---------- Data to use

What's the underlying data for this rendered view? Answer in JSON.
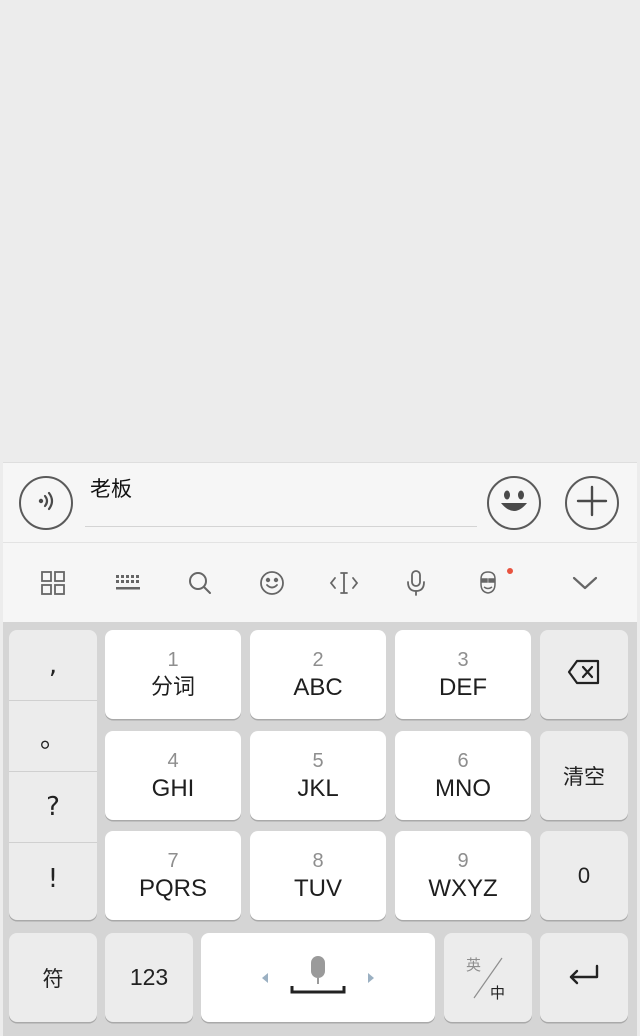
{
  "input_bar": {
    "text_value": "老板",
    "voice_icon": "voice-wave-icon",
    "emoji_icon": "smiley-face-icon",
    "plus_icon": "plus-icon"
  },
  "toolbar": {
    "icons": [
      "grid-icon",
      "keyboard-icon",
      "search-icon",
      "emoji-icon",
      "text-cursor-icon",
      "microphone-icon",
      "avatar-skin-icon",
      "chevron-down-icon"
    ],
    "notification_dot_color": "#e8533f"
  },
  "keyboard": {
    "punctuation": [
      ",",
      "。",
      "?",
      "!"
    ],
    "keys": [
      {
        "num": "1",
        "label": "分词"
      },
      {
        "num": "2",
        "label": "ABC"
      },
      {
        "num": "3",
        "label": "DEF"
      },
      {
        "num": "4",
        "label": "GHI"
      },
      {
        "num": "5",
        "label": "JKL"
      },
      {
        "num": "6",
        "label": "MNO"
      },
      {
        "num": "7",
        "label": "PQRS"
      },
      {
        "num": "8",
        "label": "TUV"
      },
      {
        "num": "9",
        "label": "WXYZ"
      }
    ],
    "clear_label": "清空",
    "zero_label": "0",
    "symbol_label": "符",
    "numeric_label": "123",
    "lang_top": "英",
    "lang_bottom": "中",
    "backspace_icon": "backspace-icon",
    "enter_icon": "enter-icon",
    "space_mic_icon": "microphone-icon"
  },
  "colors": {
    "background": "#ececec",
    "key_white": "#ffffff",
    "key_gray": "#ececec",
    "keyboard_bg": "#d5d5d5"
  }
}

--------------------
---------- Data to use

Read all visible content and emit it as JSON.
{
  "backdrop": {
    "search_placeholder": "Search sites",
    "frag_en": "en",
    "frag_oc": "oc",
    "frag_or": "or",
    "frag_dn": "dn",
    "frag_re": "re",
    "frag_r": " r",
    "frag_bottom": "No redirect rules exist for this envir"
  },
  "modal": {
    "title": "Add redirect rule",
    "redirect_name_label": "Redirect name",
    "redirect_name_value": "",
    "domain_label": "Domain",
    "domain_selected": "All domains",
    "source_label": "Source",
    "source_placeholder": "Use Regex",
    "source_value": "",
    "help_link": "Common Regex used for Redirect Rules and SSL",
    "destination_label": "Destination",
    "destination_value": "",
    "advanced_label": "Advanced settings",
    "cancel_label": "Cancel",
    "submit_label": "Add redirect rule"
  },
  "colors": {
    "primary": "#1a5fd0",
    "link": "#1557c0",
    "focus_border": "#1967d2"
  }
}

--------------------

| Stated goal |
Note how many lines in the material hold the word "Regex", and give that number with nothing added.

| Final result |
2